Start of Listing

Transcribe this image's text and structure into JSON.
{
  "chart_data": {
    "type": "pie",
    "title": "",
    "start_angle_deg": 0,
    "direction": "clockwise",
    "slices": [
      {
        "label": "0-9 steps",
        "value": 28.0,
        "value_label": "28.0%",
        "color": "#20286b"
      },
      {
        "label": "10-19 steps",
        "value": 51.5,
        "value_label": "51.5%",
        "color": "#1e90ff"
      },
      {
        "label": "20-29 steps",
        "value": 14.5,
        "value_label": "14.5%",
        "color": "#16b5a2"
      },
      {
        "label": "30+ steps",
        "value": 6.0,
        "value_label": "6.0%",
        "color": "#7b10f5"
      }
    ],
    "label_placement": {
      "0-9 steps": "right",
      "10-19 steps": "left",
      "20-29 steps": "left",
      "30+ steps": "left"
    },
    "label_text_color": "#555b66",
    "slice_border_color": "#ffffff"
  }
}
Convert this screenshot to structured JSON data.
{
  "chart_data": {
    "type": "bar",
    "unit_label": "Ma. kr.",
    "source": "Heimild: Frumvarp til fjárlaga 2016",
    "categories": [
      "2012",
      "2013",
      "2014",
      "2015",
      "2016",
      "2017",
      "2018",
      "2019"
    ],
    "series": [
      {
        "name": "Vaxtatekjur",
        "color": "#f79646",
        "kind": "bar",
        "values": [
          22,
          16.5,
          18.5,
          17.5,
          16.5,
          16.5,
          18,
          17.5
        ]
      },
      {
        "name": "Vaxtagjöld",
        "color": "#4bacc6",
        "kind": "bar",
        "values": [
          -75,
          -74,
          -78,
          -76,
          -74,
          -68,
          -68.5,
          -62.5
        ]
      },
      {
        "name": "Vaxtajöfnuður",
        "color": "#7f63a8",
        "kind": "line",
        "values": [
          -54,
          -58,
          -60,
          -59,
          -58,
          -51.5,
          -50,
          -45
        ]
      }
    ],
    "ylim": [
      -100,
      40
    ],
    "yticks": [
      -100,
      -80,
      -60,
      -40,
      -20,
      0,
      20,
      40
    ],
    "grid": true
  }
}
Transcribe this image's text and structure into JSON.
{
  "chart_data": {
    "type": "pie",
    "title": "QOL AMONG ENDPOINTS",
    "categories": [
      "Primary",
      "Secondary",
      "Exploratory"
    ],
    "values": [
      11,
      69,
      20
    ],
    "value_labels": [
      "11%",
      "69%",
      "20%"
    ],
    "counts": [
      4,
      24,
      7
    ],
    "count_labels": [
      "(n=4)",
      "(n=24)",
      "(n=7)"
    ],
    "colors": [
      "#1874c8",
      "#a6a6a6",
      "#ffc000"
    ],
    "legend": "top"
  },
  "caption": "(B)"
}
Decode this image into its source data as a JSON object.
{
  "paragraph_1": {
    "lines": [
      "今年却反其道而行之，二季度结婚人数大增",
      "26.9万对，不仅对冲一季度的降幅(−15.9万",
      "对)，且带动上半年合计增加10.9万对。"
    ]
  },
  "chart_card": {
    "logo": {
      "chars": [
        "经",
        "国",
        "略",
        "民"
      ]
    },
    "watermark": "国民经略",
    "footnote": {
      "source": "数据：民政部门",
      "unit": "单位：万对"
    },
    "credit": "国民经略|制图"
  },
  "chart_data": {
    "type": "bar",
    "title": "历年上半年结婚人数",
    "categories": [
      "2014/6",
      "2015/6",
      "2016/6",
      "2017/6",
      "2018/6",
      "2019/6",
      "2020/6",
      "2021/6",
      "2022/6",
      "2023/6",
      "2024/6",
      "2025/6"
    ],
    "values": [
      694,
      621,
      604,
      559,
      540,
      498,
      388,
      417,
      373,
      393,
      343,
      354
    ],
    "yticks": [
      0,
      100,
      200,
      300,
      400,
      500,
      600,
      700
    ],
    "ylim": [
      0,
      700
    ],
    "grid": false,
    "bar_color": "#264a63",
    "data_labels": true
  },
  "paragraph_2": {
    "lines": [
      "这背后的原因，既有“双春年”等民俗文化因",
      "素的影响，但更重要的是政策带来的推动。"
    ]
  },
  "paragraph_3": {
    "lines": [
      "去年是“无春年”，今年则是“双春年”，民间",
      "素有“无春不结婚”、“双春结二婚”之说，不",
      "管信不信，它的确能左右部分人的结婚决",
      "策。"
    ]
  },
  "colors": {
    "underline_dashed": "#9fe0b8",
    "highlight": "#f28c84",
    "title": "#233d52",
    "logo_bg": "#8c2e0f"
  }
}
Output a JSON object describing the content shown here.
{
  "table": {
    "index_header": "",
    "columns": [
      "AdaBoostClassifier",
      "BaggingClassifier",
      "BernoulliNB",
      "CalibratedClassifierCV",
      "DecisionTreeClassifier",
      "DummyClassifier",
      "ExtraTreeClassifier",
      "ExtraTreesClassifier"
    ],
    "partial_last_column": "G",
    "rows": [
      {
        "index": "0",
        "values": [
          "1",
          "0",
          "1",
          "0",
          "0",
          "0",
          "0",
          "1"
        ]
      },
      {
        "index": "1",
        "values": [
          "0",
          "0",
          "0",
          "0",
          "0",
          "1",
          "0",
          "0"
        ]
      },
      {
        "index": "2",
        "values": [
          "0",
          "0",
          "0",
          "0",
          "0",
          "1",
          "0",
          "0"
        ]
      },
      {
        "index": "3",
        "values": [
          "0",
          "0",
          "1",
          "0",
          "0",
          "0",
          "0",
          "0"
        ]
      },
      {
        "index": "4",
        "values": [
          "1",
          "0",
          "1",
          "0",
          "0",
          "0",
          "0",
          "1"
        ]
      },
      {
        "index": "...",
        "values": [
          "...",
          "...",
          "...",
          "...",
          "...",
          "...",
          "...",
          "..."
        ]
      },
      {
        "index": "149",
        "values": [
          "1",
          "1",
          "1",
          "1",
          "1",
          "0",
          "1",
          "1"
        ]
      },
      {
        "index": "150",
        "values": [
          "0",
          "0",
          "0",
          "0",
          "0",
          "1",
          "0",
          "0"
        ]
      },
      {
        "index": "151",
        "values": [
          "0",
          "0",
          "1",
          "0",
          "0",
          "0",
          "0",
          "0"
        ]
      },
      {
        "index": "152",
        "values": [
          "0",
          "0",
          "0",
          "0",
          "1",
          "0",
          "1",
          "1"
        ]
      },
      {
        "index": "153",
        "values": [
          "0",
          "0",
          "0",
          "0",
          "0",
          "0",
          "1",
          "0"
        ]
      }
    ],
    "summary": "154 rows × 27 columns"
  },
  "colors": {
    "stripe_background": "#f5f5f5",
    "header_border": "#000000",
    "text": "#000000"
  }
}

End of Listing

■ **Your instructions**
Copy out every entry again, exactly as it was given.

■ **Output for this task**
Transcribe this image's text and structure into JSON.
{
  "chart_data": {
    "type": "pie",
    "title": "",
    "start_angle_deg": 0,
    "direction": "clockwise",
    "slices": [
      {
        "label": "0-9 steps",
        "value": 28.0,
        "value_label": "28.0%",
        "color": "#20286b"
      },
      {
        "label": "10-19 steps",
        "value": 51.5,
        "value_label": "51.5%",
        "color": "#1e90ff"
      },
      {
        "label": "20-29 steps",
        "value": 14.5,
        "value_label": "14.5%",
        "color": "#16b5a2"
      },
      {
        "label": "30+ steps",
        "value": 6.0,
        "value_label": "6.0%",
        "color": "#7b10f5"
      }
    ],
    "label_placement": {
      "0-9 steps": "right",
      "10-19 steps": "left",
      "20-29 steps": "left",
      "30+ steps": "left"
    },
    "label_text_color": "#555b66",
    "slice_border_color": "#ffffff"
  }
}
Convert this screenshot to structured JSON data.
{
  "chart_data": {
    "type": "bar",
    "unit_label": "Ma. kr.",
    "source": "Heimild: Frumvarp til fjárlaga 2016",
    "categories": [
      "2012",
      "2013",
      "2014",
      "2015",
      "2016",
      "2017",
      "2018",
      "2019"
    ],
    "series": [
      {
        "name": "Vaxtatekjur",
        "color": "#f79646",
        "kind": "bar",
        "values": [
          22,
          16.5,
          18.5,
          17.5,
          16.5,
          16.5,
          18,
          17.5
        ]
      },
      {
        "name": "Vaxtagjöld",
        "color": "#4bacc6",
        "kind": "bar",
        "values": [
          -75,
          -74,
          -78,
          -76,
          -74,
          -68,
          -68.5,
          -62.5
        ]
      },
      {
        "name": "Vaxtajöfnuður",
        "color": "#7f63a8",
        "kind": "line",
        "values": [
          -54,
          -58,
          -60,
          -59,
          -58,
          -51.5,
          -50,
          -45
        ]
      }
    ],
    "ylim": [
      -100,
      40
    ],
    "yticks": [
      -100,
      -80,
      -60,
      -40,
      -20,
      0,
      20,
      40
    ],
    "grid": true
  }
}
Transcribe this image's text and structure into JSON.
{
  "chart_data": {
    "type": "pie",
    "title": "QOL AMONG ENDPOINTS",
    "categories": [
      "Primary",
      "Secondary",
      "Exploratory"
    ],
    "values": [
      11,
      69,
      20
    ],
    "value_labels": [
      "11%",
      "69%",
      "20%"
    ],
    "counts": [
      4,
      24,
      7
    ],
    "count_labels": [
      "(n=4)",
      "(n=24)",
      "(n=7)"
    ],
    "colors": [
      "#1874c8",
      "#a6a6a6",
      "#ffc000"
    ],
    "legend": "top"
  },
  "caption": "(B)"
}
Decode this image into its source data as a JSON object.
{
  "paragraph_1": {
    "lines": [
      "今年却反其道而行之，二季度结婚人数大增",
      "26.9万对，不仅对冲一季度的降幅(−15.9万",
      "对)，且带动上半年合计增加10.9万对。"
    ]
  },
  "chart_card": {
    "logo": {
      "chars": [
        "经",
        "国",
        "略",
        "民"
      ]
    },
    "watermark": "国民经略",
    "footnote": {
      "source": "数据：民政部门",
      "unit": "单位：万对"
    },
    "credit": "国民经略|制图"
  },
  "chart_data": {
    "type": "bar",
    "title": "历年上半年结婚人数",
    "categories": [
      "2014/6",
      "2015/6",
      "2016/6",
      "2017/6",
      "2018/6",
      "2019/6",
      "2020/6",
      "2021/6",
      "2022/6",
      "2023/6",
      "2024/6",
      "2025/6"
    ],
    "values": [
      694,
      621,
      604,
      559,
      540,
      498,
      388,
      417,
      373,
      393,
      343,
      354
    ],
    "yticks": [
      0,
      100,
      200,
      300,
      400,
      500,
      600,
      700
    ],
    "ylim": [
      0,
      700
    ],
    "grid": false,
    "bar_color": "#264a63",
    "data_labels": true
  },
  "paragraph_2": {
    "lines": [
      "这背后的原因，既有“双春年”等民俗文化因",
      "素的影响，但更重要的是政策带来的推动。"
    ]
  },
  "paragraph_3": {
    "lines": [
      "去年是“无春年”，今年则是“双春年”，民间",
      "素有“无春不结婚”、“双春结二婚”之说，不",
      "管信不信，它的确能左右部分人的结婚决",
      "策。"
    ]
  },
  "colors": {
    "underline_dashed": "#9fe0b8",
    "highlight": "#f28c84",
    "title": "#233d52",
    "logo_bg": "#8c2e0f"
  }
}
Output a JSON object describing the content shown here.
{
  "table": {
    "index_header": "",
    "columns": [
      "AdaBoostClassifier",
      "BaggingClassifier",
      "BernoulliNB",
      "CalibratedClassifierCV",
      "DecisionTreeClassifier",
      "DummyClassifier",
      "ExtraTreeClassifier",
      "ExtraTreesClassifier"
    ],
    "partial_last_column": "G",
    "rows": [
      {
        "index": "0",
        "values": [
          "1",
          "0",
          "1",
          "0",
          "0",
          "0",
          "0",
          "1"
        ]
      },
      {
        "index": "1",
        "values": [
          "0",
          "0",
          "0",
          "0",
          "0",
          "1",
          "0",
          "0"
        ]
      },
      {
        "index": "2",
        "values": [
          "0",
          "0",
          "0",
          "0",
          "0",
          "1",
          "0",
          "0"
        ]
      },
      {
        "index": "3",
        "values": [
          "0",
          "0",
          "1",
          "0",
          "0",
          "0",
          "0",
          "0"
        ]
      },
      {
        "index": "4",
        "values": [
          "1",
          "0",
          "1",
          "0",
          "0",
          "0",
          "0",
          "1"
        ]
      },
      {
        "index": "...",
        "values": [
          "...",
          "...",
          "...",
          "...",
          "...",
          "...",
          "...",
          "..."
        ]
      },
      {
        "index": "149",
        "values": [
          "1",
          "1",
          "1",
          "1",
          "1",
          "0",
          "1",
          "1"
        ]
      },
      {
        "index": "150",
        "values": [
          "0",
          "0",
          "0",
          "0",
          "0",
          "1",
          "0",
          "0"
        ]
      },
      {
        "index": "151",
        "values": [
          "0",
          "0",
          "1",
          "0",
          "0",
          "0",
          "0",
          "0"
        ]
      },
      {
        "index": "152",
        "values": [
          "0",
          "0",
          "0",
          "0",
          "1",
          "0",
          "1",
          "1"
        ]
      },
      {
        "index": "153",
        "values": [
          "0",
          "0",
          "0",
          "0",
          "0",
          "0",
          "1",
          "0"
        ]
      }
    ],
    "summary": "154 rows × 27 columns"
  },
  "colors": {
    "stripe_background": "#f5f5f5",
    "header_border": "#000000",
    "text": "#000000"
  }
}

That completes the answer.